• Request: Sift the listing for lines that hold the string "で囲んでください" and pull them out.

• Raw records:
=-=-=-=-=

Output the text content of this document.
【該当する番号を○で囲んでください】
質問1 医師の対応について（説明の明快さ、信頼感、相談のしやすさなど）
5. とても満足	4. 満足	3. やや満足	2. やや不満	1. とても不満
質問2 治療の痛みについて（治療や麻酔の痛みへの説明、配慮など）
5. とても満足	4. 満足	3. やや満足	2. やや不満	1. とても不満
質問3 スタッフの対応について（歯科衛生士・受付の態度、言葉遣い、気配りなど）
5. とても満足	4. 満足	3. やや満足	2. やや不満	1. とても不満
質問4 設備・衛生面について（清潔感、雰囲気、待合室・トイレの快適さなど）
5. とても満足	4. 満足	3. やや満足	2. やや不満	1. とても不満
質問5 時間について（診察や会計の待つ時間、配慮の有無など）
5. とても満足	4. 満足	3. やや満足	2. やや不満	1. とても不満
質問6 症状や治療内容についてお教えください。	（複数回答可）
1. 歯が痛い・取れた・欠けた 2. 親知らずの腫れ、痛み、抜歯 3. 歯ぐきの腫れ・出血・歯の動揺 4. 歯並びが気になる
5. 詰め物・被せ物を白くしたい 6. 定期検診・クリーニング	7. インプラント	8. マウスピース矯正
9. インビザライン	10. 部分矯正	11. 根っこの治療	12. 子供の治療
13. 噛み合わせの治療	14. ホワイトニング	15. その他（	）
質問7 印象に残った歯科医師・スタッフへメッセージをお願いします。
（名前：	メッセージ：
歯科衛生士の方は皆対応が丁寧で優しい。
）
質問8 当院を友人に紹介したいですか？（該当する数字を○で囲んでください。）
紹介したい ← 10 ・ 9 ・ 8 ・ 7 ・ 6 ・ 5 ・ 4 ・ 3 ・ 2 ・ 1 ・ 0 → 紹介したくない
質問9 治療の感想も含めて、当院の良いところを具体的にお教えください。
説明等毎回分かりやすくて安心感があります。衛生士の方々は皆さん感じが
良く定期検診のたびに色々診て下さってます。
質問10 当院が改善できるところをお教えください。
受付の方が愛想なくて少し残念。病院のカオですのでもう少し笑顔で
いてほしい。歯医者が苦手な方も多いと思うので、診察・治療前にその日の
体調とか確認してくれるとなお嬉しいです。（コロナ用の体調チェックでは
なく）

=-=-=-=-=

• Complete answer:
【該当する番号を○で囲んでください】
質問8 当院を友人に紹介したいですか？（該当する数字を○で囲んでください。）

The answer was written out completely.